◆ Input material
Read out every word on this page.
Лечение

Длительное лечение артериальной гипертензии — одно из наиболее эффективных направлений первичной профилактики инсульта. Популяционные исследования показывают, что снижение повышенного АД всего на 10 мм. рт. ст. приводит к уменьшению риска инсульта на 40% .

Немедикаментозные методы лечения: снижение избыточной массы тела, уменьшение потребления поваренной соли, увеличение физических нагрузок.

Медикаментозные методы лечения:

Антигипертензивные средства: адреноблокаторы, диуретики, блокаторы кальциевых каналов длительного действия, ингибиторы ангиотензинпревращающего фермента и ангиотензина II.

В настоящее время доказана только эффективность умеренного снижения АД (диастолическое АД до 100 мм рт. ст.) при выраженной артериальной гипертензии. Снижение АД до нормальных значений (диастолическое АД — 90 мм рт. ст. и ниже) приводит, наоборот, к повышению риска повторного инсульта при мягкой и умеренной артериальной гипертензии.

◆ What you will do
Reproduce the material above without altering a single character.

◆ Response to the task
Read out every word on this page.
Лечение

Длительное лечение артериальной гипертензии — одно из наиболее эффективных направлений первичной профилактики инсульта. Популяционные исследования показывают, что снижение повышенного АД всего на 10 мм. рт. ст. приводит к уменьшению риска инсульта на 40% .

Немедикаментозные методы лечения: снижение избыточной массы тела, уменьшение потребления поваренной соли, увеличение физических нагрузок.

Медикаментозные методы лечения:

Антигипертензивные средства: адреноблокаторы, диуретики, блокаторы кальциевых каналов длительного действия, ингибиторы ангиотензинпревращающего фермента и ангиотензина II.

В настоящее время доказана только эффективность умеренного снижения АД (диастолическое АД до 100 мм рт. ст.) при выраженной артериальной гипертензии. Снижение АД до нормальных значений (диастолическое АД — 90 мм рт. ст. и ниже) приводит, наоборот, к повышению риска повторного инсульта при мягкой и умеренной артериальной гипертензии.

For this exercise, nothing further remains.